── DATASET
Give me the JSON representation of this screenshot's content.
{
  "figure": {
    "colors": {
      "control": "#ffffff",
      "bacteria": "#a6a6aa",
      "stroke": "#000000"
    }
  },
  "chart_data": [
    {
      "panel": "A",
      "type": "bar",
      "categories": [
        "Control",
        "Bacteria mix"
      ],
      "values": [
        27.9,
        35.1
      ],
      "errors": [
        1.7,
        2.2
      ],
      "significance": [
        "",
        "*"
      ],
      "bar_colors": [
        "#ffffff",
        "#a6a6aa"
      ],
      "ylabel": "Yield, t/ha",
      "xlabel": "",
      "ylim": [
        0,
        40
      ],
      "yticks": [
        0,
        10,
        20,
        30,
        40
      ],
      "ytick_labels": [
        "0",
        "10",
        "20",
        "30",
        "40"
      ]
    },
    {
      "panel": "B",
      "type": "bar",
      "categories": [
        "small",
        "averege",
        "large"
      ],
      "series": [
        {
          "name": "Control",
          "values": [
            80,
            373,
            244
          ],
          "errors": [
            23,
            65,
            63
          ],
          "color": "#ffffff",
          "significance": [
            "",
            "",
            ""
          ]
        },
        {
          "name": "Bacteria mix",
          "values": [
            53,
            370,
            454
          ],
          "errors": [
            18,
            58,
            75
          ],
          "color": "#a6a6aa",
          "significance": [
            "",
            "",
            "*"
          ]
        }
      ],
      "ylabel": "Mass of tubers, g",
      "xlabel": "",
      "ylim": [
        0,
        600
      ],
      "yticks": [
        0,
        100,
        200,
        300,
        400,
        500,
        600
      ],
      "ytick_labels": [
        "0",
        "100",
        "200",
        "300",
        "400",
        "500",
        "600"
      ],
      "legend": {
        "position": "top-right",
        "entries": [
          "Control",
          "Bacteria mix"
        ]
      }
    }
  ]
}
────
* EXERCISE REQUIREMENTS
Would you please print every record exactly as written?

* RESULT OF THIS TASK
Give me the JSON representation of this screenshot's content.
{
  "figure": {
    "colors": {
      "control": "#ffffff",
      "bacteria": "#a6a6aa",
      "stroke": "#000000"
    }
  },
  "chart_data": [
    {
      "panel": "A",
      "type": "bar",
      "categories": [
        "Control",
        "Bacteria mix"
      ],
      "values": [
        27.9,
        35.1
      ],
      "errors": [
        1.7,
        2.2
      ],
      "significance": [
        "",
        "*"
      ],
      "bar_colors": [
        "#ffffff",
        "#a6a6aa"
      ],
      "ylabel": "Yield, t/ha",
      "xlabel": "",
      "ylim": [
        0,
        40
      ],
      "yticks": [
        0,
        10,
        20,
        30,
        40
      ],
      "ytick_labels": [
        "0",
        "10",
        "20",
        "30",
        "40"
      ]
    },
    {
      "panel": "B",
      "type": "bar",
      "categories": [
        "small",
        "averege",
        "large"
      ],
      "series": [
        {
          "name": "Control",
          "values": [
            80,
            373,
            244
          ],
          "errors": [
            23,
            65,
            63
          ],
          "color": "#ffffff",
          "significance": [
            "",
            "",
            ""
          ]
        },
        {
          "name": "Bacteria mix",
          "values": [
            53,
            370,
            454
          ],
          "errors": [
            18,
            58,
            75
          ],
          "color": "#a6a6aa",
          "significance": [
            "",
            "",
            "*"
          ]
        }
      ],
      "ylabel": "Mass of tubers, g",
      "xlabel": "",
      "ylim": [
        0,
        600
      ],
      "yticks": [
        0,
        100,
        200,
        300,
        400,
        500,
        600
      ],
      "ytick_labels": [
        "0",
        "100",
        "200",
        "300",
        "400",
        "500",
        "600"
      ],
      "legend": {
        "position": "top-right",
        "entries": [
          "Control",
          "Bacteria mix"
        ]
      }
    }
  ]
}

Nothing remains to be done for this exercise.